# start of Extracted information

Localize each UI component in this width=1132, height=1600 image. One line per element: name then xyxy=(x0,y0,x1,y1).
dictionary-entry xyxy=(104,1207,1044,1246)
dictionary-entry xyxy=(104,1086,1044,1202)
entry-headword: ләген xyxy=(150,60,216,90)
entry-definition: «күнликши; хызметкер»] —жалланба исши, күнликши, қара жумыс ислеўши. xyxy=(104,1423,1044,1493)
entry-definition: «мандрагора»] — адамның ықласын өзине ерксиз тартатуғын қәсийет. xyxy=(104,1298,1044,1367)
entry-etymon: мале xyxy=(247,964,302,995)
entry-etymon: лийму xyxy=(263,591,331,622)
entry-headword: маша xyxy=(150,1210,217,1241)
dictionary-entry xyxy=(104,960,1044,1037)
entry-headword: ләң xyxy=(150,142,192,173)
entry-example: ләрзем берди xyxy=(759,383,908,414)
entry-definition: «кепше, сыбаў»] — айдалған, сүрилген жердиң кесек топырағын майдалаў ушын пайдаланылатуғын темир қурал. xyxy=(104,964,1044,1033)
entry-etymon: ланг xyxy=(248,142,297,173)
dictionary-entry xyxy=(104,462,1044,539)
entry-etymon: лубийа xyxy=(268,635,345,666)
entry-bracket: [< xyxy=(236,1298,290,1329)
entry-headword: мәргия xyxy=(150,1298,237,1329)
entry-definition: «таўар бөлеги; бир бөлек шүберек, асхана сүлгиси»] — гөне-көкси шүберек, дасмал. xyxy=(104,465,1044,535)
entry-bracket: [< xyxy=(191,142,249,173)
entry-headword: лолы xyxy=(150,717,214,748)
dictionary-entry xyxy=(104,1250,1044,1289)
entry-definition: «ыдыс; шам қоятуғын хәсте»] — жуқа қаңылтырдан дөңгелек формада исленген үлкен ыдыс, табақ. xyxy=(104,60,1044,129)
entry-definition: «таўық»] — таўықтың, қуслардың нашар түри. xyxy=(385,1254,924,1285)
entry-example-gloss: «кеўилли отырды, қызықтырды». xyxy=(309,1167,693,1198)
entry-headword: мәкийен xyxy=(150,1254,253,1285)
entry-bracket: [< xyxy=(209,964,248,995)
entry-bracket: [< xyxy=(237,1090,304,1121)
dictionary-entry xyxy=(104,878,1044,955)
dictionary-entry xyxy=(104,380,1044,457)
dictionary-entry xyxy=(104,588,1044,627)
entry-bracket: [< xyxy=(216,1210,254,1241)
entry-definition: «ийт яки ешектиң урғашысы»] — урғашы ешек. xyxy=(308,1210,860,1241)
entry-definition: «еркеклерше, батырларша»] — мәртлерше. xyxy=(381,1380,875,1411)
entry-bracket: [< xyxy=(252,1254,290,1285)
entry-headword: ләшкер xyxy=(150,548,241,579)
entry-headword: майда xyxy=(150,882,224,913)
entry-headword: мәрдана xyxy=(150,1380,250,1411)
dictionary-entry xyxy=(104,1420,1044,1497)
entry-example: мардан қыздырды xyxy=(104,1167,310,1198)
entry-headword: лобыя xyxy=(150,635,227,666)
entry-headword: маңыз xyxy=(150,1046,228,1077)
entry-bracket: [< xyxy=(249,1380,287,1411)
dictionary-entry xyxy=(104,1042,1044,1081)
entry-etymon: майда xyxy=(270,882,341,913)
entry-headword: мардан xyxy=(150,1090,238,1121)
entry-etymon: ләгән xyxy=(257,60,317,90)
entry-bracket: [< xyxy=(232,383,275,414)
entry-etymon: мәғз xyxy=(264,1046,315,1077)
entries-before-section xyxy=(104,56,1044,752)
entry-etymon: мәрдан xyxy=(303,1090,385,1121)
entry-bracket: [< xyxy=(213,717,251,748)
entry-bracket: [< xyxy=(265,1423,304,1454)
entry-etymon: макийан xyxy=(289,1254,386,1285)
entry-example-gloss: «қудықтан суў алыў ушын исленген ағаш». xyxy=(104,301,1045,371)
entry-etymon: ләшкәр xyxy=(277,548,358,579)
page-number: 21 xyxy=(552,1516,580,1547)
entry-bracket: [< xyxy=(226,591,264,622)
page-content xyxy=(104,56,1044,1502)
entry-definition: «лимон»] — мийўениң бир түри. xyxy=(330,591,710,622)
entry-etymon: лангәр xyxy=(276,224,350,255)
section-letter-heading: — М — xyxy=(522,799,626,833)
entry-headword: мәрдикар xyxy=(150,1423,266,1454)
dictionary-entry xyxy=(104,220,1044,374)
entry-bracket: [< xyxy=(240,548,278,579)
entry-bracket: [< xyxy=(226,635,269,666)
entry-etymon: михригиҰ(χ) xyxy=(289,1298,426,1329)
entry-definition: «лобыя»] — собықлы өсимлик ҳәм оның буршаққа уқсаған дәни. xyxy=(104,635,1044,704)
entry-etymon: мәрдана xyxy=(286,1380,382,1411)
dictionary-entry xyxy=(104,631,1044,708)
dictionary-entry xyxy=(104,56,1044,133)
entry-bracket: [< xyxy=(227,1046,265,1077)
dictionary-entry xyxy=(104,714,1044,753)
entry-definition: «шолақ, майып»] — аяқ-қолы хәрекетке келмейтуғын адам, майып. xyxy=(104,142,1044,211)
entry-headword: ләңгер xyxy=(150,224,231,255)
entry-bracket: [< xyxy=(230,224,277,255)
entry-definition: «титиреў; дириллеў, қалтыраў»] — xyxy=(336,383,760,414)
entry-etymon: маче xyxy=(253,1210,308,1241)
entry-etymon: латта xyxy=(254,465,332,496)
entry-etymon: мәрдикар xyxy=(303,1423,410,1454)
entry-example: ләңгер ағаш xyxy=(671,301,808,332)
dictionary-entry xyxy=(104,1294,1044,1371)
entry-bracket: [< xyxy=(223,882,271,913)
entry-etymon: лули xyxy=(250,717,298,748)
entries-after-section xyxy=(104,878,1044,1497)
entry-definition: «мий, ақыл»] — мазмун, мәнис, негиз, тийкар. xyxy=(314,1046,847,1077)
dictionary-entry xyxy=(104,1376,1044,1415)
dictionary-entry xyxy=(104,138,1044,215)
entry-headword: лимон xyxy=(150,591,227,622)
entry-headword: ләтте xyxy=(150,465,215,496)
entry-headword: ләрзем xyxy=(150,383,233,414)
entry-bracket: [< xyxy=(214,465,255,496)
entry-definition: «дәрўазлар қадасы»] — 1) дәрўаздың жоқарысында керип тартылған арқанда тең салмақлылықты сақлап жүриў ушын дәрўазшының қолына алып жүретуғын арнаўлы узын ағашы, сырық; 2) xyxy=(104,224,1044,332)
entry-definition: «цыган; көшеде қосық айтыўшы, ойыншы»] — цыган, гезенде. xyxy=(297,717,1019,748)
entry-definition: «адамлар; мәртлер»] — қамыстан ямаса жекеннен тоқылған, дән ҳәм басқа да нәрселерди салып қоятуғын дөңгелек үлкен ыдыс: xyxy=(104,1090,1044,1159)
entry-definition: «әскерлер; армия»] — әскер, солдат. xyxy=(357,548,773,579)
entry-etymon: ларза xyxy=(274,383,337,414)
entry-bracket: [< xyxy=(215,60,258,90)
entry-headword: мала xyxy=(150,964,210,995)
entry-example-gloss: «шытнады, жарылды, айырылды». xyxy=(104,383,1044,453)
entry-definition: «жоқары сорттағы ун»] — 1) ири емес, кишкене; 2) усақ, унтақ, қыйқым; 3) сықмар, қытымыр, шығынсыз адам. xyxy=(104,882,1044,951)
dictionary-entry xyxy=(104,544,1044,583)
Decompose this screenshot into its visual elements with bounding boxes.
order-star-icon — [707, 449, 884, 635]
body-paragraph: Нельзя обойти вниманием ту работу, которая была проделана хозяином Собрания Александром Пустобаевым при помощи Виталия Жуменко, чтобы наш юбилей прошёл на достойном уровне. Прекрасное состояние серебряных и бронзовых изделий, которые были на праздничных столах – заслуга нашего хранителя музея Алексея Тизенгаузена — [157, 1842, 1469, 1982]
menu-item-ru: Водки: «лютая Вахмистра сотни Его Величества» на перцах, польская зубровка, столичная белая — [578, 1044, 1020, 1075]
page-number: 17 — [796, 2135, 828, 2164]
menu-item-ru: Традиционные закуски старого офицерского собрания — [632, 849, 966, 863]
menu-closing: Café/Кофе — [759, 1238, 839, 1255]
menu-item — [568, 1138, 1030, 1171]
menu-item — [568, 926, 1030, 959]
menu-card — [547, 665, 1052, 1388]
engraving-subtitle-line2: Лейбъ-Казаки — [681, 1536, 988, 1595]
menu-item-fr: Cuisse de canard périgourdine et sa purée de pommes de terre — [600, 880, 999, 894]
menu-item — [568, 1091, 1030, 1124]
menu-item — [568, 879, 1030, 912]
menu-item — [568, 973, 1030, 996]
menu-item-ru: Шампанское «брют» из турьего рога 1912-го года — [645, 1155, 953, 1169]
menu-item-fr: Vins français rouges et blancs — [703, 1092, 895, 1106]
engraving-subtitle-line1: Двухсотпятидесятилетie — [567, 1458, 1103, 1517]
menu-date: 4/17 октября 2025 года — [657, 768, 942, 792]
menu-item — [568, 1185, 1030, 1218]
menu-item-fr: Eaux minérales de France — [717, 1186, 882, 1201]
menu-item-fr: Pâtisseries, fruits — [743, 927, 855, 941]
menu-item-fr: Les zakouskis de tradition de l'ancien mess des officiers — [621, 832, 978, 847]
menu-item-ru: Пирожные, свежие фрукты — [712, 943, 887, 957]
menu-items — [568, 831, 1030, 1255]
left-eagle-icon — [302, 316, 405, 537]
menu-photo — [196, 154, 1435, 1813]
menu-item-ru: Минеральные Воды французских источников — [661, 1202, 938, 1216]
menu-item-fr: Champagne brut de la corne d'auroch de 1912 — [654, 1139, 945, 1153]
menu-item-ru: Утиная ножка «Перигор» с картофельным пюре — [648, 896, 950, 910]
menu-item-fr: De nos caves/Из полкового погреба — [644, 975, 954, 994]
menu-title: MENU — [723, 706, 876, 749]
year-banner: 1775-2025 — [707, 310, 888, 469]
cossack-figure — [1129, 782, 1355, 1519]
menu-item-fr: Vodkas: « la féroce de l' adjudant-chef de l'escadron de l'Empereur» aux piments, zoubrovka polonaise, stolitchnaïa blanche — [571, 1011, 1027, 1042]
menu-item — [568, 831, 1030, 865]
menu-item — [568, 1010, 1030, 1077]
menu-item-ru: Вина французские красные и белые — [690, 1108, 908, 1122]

# end of Extracted information

Could you pull out the lines of the listing from its first line through the line containing "entry-bracket: [< xyxy=(252,1254,290,1285)", both included, and reproduce them word for word?

Localize each UI component in this width=1132, height=1600 image. One line per element: name then xyxy=(x0,y0,x1,y1).
dictionary-entry xyxy=(104,1207,1044,1246)
dictionary-entry xyxy=(104,1086,1044,1202)
entry-headword: ләген xyxy=(150,60,216,90)
entry-definition: «күнликши; хызметкер»] —жалланба исши, күнликши, қара жумыс ислеўши. xyxy=(104,1423,1044,1493)
entry-definition: «мандрагора»] — адамның ықласын өзине ерксиз тартатуғын қәсийет. xyxy=(104,1298,1044,1367)
entry-etymon: мале xyxy=(247,964,302,995)
entry-etymon: лийму xyxy=(263,591,331,622)
entry-headword: маша xyxy=(150,1210,217,1241)
dictionary-entry xyxy=(104,960,1044,1037)
entry-headword: ләң xyxy=(150,142,192,173)
entry-example: ләрзем берди xyxy=(759,383,908,414)
entry-definition: «кепше, сыбаў»] — айдалған, сүрилген жердиң кесек топырағын майдалаў ушын пайдаланылатуғын темир қурал. xyxy=(104,964,1044,1033)
entry-etymon: ланг xyxy=(248,142,297,173)
dictionary-entry xyxy=(104,462,1044,539)
entry-etymon: лубийа xyxy=(268,635,345,666)
entry-bracket: [< xyxy=(236,1298,290,1329)
entry-headword: мәргия xyxy=(150,1298,237,1329)
entry-definition: «таўар бөлеги; бир бөлек шүберек, асхана сүлгиси»] — гөне-көкси шүберек, дасмал. xyxy=(104,465,1044,535)
entry-bracket: [< xyxy=(191,142,249,173)
entry-headword: лолы xyxy=(150,717,214,748)
dictionary-entry xyxy=(104,1250,1044,1289)
entry-definition: «ыдыс; шам қоятуғын хәсте»] — жуқа қаңылтырдан дөңгелек формада исленген үлкен ыдыс, табақ. xyxy=(104,60,1044,129)
entry-definition: «таўық»] — таўықтың, қуслардың нашар түри. xyxy=(385,1254,924,1285)
entry-example-gloss: «кеўилли отырды, қызықтырды». xyxy=(309,1167,693,1198)
entry-headword: мәкийен xyxy=(150,1254,253,1285)
entry-bracket: [< xyxy=(209,964,248,995)
entry-bracket: [< xyxy=(237,1090,304,1121)
dictionary-entry xyxy=(104,878,1044,955)
dictionary-entry xyxy=(104,380,1044,457)
dictionary-entry xyxy=(104,588,1044,627)
entry-bracket: [< xyxy=(216,1210,254,1241)
entry-definition: «ийт яки ешектиң урғашысы»] — урғашы ешек. xyxy=(308,1210,860,1241)
entry-definition: «еркеклерше, батырларша»] — мәртлерше. xyxy=(381,1380,875,1411)
entry-bracket: [< xyxy=(252,1254,290,1285)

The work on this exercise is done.